Alongside the base Classic, Expert and Master modes, there are additional optional difficulty modifiers named "Revengeance" and "Death" that change enemy and boss AI and add new game mechanics. The mod adds new NPCs as well as quality of life features.

The mod completely changes the lore of Terraria, with its narrative centering around the player growing strong enough to confront the Godseeker Yharim, a central figure in its lore. Players can obtain lore items that provide background information about the world and its characters.

== Development ==
After its initial release in 2016, Calamity has continued receiving updates that add content, tweak balance and make the mod compatible with newer versions of Terraria.

On June 23, 2022, the mod was published on the Steam Workshop page of tModLoader.

In 2025, the lead developer of the mod, Fabsol, was accused of online child abuse, and was replaced as project lead by the developer Ozzatron, who later faced similar allegations the following year, leading to the cancellation of development. Development under Ozzatron occurred under a business entity, Azafure LLC, a company he owned which also held ownership of the mod's IP.

• **Dataset excerpts**:

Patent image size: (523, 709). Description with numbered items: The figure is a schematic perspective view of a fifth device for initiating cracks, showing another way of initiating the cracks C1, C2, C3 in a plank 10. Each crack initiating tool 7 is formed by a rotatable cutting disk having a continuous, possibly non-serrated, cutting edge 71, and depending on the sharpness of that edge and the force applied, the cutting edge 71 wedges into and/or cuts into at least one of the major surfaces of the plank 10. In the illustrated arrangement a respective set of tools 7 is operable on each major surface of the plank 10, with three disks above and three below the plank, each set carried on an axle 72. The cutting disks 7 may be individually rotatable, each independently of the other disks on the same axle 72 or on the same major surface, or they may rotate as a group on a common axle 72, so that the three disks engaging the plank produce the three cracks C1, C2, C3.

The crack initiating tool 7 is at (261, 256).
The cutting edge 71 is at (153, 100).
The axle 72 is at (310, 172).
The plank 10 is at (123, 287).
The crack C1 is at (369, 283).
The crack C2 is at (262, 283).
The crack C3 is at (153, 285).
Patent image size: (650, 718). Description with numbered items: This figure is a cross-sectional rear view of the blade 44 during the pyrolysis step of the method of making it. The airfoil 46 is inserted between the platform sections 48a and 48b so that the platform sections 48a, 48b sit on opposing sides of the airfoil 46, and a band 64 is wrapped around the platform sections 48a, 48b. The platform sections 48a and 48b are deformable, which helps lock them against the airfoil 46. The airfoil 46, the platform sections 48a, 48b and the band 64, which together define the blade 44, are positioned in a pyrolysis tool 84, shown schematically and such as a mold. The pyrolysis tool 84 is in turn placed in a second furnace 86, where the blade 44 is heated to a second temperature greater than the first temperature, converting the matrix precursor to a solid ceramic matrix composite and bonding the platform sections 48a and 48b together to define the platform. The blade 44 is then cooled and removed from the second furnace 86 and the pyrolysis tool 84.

• **What is expected**:
Answer these questions from the text on the Calamity mod:
(a) What are the two optional difficulty modifiers called?
(b) In what year was the mod first released?
(c) On what date was the mod published on the Steam Workshop page of tModLoader?

• **Solution to the exercise**:
(a) "Revengeance" and "Death"
(b) 2016
(c) June 23, 2022